### [DIRECTIONS FOR THIS TASK]
Find every line with the string "uvádění" in it, count them, and reply with that count only.

### [EXTRACTED MATERIAL]

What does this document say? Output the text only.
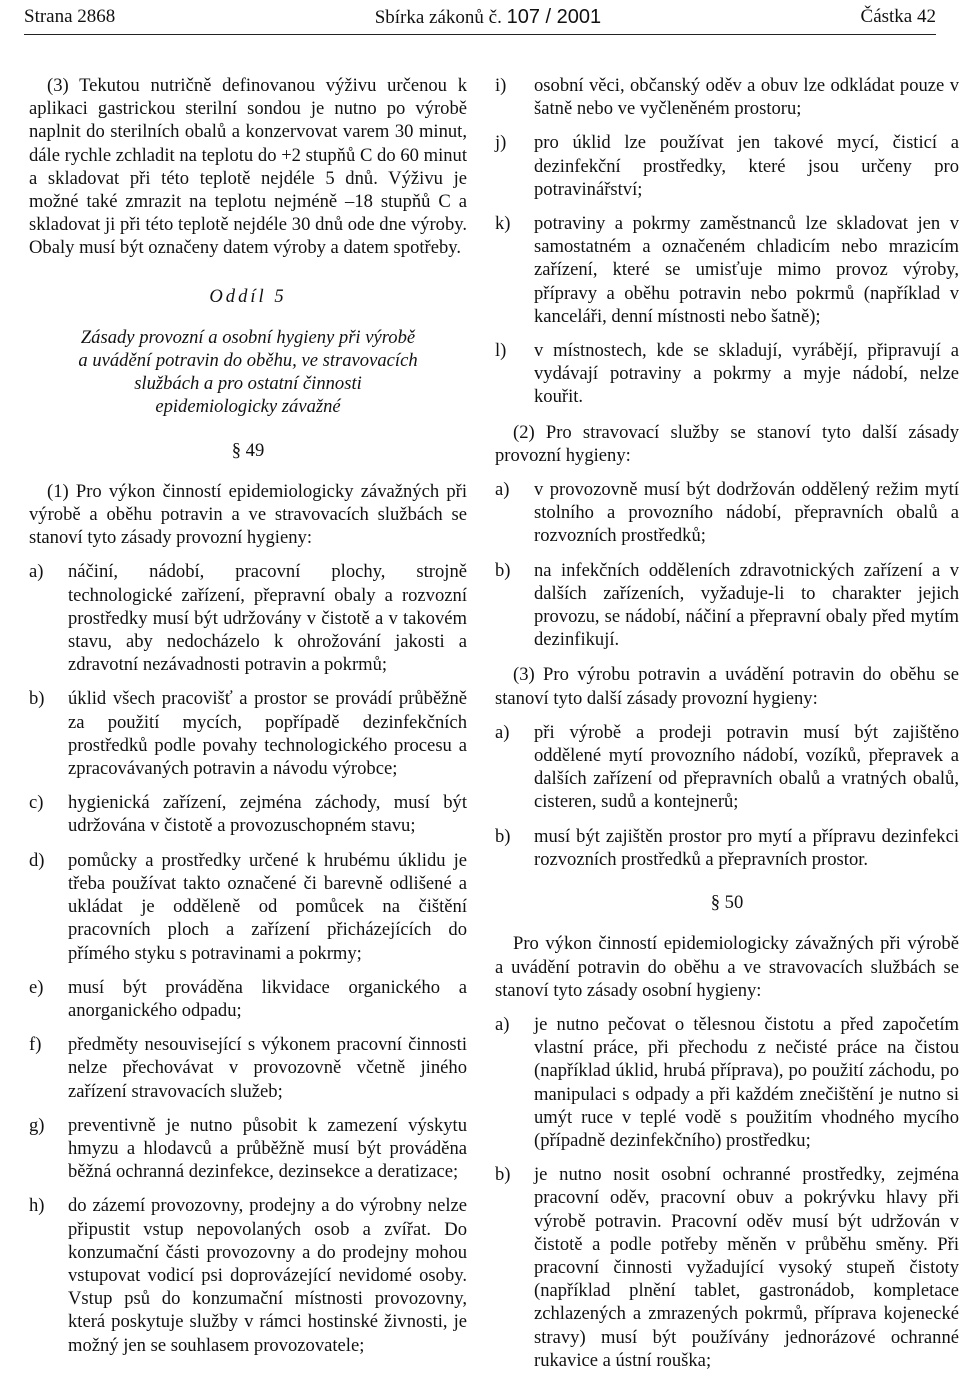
Strana 2868	Sbírka zákonů č. 107 / 2001	Částka 42

(3) Tekutou nutričně definovanou výživu určenou k aplikaci gastrickou sterilní sondou je nutno po výrobě naplnit do sterilních obalů a konzervovat varem 30 minut, dále rychle zchladit na teplotu do +2 stupňů C do 60 minut a skladovat při této teplotě nejdéle 5 dnů. Výživu je možné také zmrazit na teplotu nejméně –18 stupňů C a skladovat ji při této teplotě nejdéle 30 dnů ode dne výroby. Obaly musí být označeny datem výroby a datem spotřeby.

Oddíl 5

Zásady provozní a osobní hygieny při výrobě
a uvádění potravin do oběhu, ve stravovacích
službách a pro ostatní činnosti
epidemiologicky závažné

§ 49

(1) Pro výkon činností epidemiologicky závažných při výrobě a oběhu potravin a ve stravovacích službách se stanoví tyto zásady provozní hygieny:

a)	náčiní, nádobí, pracovní plochy, strojně technologické zařízení, přepravní obaly a rozvozní prostředky musí být udržovány v čistotě a v takovém stavu, aby nedocházelo k ohrožování jakosti a zdravotní nezávadnosti potravin a pokrmů;
b)	úklid všech pracovišť a prostor se provádí průběžně za použití mycích, popřípadě dezinfekčních prostředků podle povahy technologického procesu a zpracovávaných potravin a návodu výrobce;
c)	hygienická zařízení, zejména záchody, musí být udržována v čistotě a provozuschopném stavu;
d)	pomůcky a prostředky určené k hrubému úklidu je třeba používat takto označené či barevně odlišené a ukládat je odděleně od pomůcek na čištění pracovních ploch a zařízení přicházejících do přímého styku s potravinami a pokrmy;
e)	musí být prováděna likvidace organického a anorganického odpadu;
f)	předměty nesouvisející s výkonem pracovní činnosti nelze přechovávat v provozovně včetně jiného zařízení stravovacích služeb;
g)	preventivně je nutno působit k zamezení výskytu hmyzu a hlodavců a průběžně musí být prováděna běžná ochranná dezinfekce, dezinsekce a deratizace;
h)	do zázemí provozovny, prodejny a do výrobny nelze připustit vstup nepovolaných osob a zvířat. Do konzumační části provozovny a do prodejny mohou vstupovat vodicí psi doprovázející nevidomé osoby. Vstup psů do konzumační místnosti provozovny, která poskytuje služby v rámci hostinské živnosti, je možný jen se souhlasem provozovatele;
i)	osobní věci, občanský oděv a obuv lze odkládat pouze v šatně nebo ve vyčleněném prostoru;
j)	pro úklid lze používat jen takové mycí, čisticí a dezinfekční prostředky, které jsou určeny pro potravinářství;
k)	potraviny a pokrmy zaměstnanců lze skladovat jen v samostatném a označeném chladicím nebo mrazicím zařízení, které se umisťuje mimo provoz výroby, přípravy a oběhu potravin nebo pokrmů (například v kanceláři, denní místnosti nebo šatně);
l)	v místnostech, kde se skladují, vyrábějí, připravují a vydávají potraviny a pokrmy a myje nádobí, nelze kouřit.

(2) Pro stravovací služby se stanoví tyto další zásady provozní hygieny:

a)	v provozovně musí být dodržován oddělený režim mytí stolního a provozního nádobí, přepravních obalů a rozvozních prostředků;
b)	na infekčních odděleních zdravotnických zařízení a v dalších zařízeních, vyžaduje-li to charakter jejich provozu, se nádobí, náčiní a přepravní obaly před mytím dezinfikují.

(3) Pro výrobu potravin a uvádění potravin do oběhu se stanoví tyto další zásady provozní hygieny:

a)	při výrobě a prodeji potravin musí být zajištěno oddělené mytí provozního nádobí, vozíků, přepravek a dalších zařízení od přepravních obalů a vratných obalů, cisteren, sudů a kontejnerů;
b)	musí být zajištěn prostor pro mytí a přípravu dezinfekci rozvozních prostředků a přepravních prostor.

§ 50

Pro výkon činností epidemiologicky závažných při výrobě a uvádění potravin do oběhu a ve stravovacích službách se stanoví tyto zásady osobní hygieny:

a)	je nutno pečovat o tělesnou čistotu a před započetím vlastní práce, při přechodu z nečisté práce na čistou (například úklid, hrubá příprava), po použití záchodu, po manipulaci s odpady a při každém znečištění je nutno si umýt ruce v teplé vodě s použitím vhodného mycího (případně dezinfekčního) prostředku;
b)	je nutno nosit osobní ochranné prostředky, zejména pracovní oděv, pracovní obuv a pokrývku hlavy při výrobě potravin. Pracovní oděv musí být udržován v čistotě a podle potřeby měněn v průběhu směny. Při pracovní činnosti vyžadující vysoký stupeň čistoty (například plnění tablet, gastronádob, kompletace zchlazených a zmrazených pokrmů, příprava kojenecké stravy) musí být používány jednorázové ochranné rukavice a ústní rouška;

### [WORKED SOLUTION]
3